» Work to complete
A – In the forum thread about a dog jumping up, where does the reply say the pet corrector can be bought?
B – Turn the paragraph beginning "Work on your sit and stay commands" in the forum thread about a dog jumping up into a short list of steps.
C – Continue the forum thread about a dog jumping up from its final line.

» Supplied passage
◆ ◆ ◆
# Jumping up



## garrob (Jul 29, 2013)

Hello, I'm looking for some advice to stop my 7 month old from jumping up, especially when we come home or when guests arrive. When guests arrive she just goes mental and runs around like a mad thing. She is a wonderful dog in all other ways but the jumping up is becoming troublesome.
Any advice would be greatly appreciated, I did read somewhere about a can of air you can press that emits a high noise! has anyone used and had success with it?. Thanks in advance. Gary


----------



## Marzi (Sep 17, 2012)

Pet corrector is the air spray - you can get it from Pets At Home. 
My Kiki is scared stiff of it. I got it to see whether it would stop her barking at the TV if there are any animals or disreputable people on. It worked, sort of. Kiki just leaves the room if she sees me with it. Dot on the other hand just thinks it is funny and bounces at me with a 'do that again' woof.
I think it shouldn't be the first thing you try as it is a rather negative training method.
Work on your sit and stay commands. When you come in ignore her until you have put your coat away and put the kettle on. Don't talk to her, if she jumps turn your back on her. When you are ready ask her to sit and then crouch down to her level and give a gentle by big fuss. She loves you. If she lunges at your face standup and turn away, say nothing just keep your back to her. Once she has calmed down try again, "sit, stay' greet.
◆ ◆ ◆
» Extracted information
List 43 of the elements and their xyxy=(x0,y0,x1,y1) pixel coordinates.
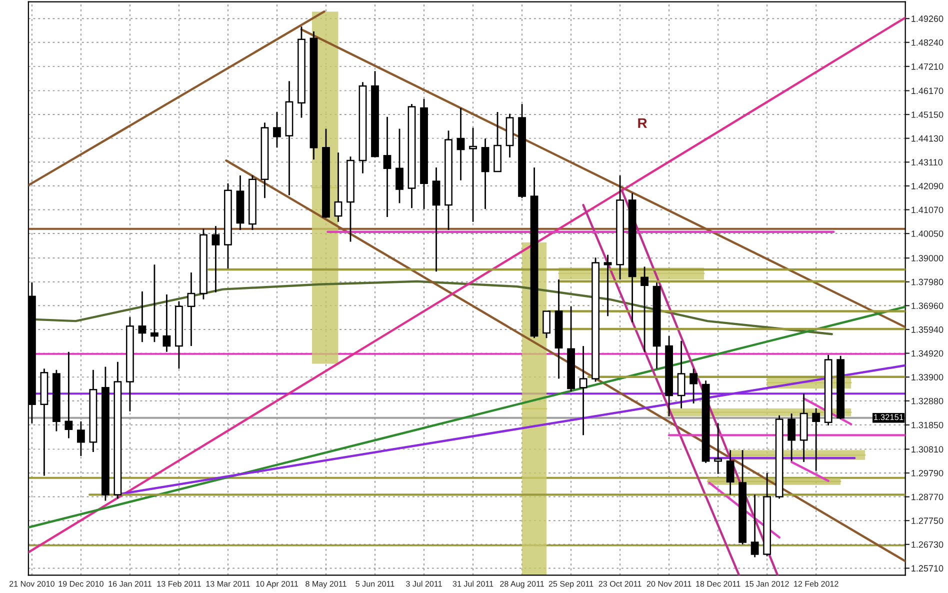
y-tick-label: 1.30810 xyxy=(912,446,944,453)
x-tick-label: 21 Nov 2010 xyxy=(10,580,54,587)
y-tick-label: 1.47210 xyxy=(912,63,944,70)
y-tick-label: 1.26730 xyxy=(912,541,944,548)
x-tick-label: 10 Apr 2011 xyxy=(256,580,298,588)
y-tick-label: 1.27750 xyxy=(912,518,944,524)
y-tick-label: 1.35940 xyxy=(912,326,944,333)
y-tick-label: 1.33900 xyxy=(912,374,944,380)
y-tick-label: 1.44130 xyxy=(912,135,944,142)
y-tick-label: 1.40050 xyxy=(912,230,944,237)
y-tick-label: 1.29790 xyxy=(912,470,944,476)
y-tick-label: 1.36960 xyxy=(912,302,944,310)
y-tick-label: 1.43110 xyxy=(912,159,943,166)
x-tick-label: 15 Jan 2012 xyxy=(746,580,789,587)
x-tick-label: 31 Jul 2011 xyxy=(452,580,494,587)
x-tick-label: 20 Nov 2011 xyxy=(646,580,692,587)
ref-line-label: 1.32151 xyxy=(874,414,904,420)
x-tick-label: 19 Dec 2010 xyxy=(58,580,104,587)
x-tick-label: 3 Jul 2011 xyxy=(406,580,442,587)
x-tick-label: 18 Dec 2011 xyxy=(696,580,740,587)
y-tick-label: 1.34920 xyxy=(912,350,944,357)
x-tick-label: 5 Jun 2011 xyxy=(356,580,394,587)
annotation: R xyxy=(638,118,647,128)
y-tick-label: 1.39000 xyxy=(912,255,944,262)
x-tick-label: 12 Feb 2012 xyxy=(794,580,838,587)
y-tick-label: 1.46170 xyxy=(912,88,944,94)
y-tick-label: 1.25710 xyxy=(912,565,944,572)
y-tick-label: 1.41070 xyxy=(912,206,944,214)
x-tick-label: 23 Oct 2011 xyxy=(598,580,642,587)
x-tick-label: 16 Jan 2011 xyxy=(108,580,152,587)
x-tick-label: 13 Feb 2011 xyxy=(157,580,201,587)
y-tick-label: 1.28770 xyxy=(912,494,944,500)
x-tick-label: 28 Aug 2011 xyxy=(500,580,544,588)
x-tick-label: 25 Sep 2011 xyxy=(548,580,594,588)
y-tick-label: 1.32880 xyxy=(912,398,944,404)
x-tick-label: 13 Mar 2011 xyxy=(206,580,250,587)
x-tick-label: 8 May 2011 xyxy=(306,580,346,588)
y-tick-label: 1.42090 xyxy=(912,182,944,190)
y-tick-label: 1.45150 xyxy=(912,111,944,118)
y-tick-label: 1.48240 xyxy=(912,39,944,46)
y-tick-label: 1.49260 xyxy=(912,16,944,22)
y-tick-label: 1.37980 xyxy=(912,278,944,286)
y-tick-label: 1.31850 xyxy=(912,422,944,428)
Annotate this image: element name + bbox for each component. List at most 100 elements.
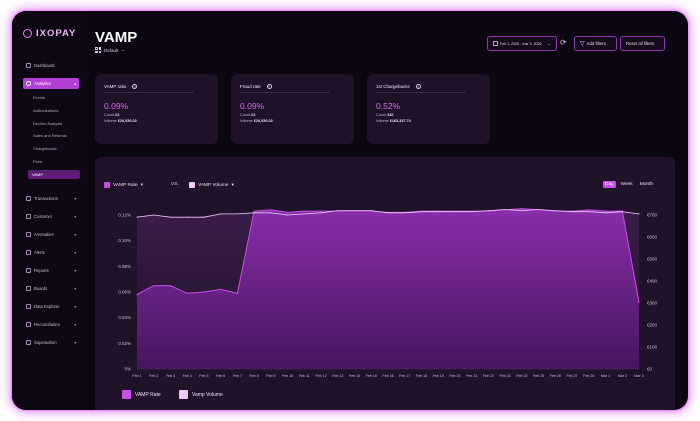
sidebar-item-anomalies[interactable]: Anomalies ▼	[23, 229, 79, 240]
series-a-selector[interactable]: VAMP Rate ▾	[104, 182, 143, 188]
◆ ◆ ◆
» Per-task outputs
A – Pets At Home.

B –
- Practice the sit and stay commands.
- When you come in, ignore her until your coat is put away and the kettle is on.
- Don't talk to her; if she jumps, turn your back on her.
- When you're ready, ask her to sit, then crouch to her level and give her a gentle fuss.
- If she lunges at your face, stand up, turn away, and keep your back to her without speaking.
- Once she has calmed down, try again: "sit, stay," then greet her.

C –
When you have visitors put her in the kitchen behind a baby gate while they come in. Once they are in put her on the lead, bring her in but keep her close to you. Give visitors a few treats to drop on the floor a foot or so away from them. In time she will learn to stand at a distance in anticipation of the treat.
Try always to be calm and quiet in your commands and control.


----------



## tessybear (May 1, 2011)

Good advice from Marzi. Mine are pretty bad at jumping up too probably because I haven't been strict enough with them. I haven't the heart to use the corrector spray, they are so happy to see me when I come home. Dogs learn best when they are rewarded for good behaviour so good luck!


----------



## Lottierachel (Mar 3, 2013)

I tried teaching 'off' and clicker training - which both got Tilly to get down, but didnt stop jumping up in the first place.

Pet corrector spray has worked a treat! £8 from pets at home or cheaper on amazon. I would definitely recommend it. Tilly had stopped jumping up within 2 weeks x


----------



## dio.ren (Jan 18, 2013)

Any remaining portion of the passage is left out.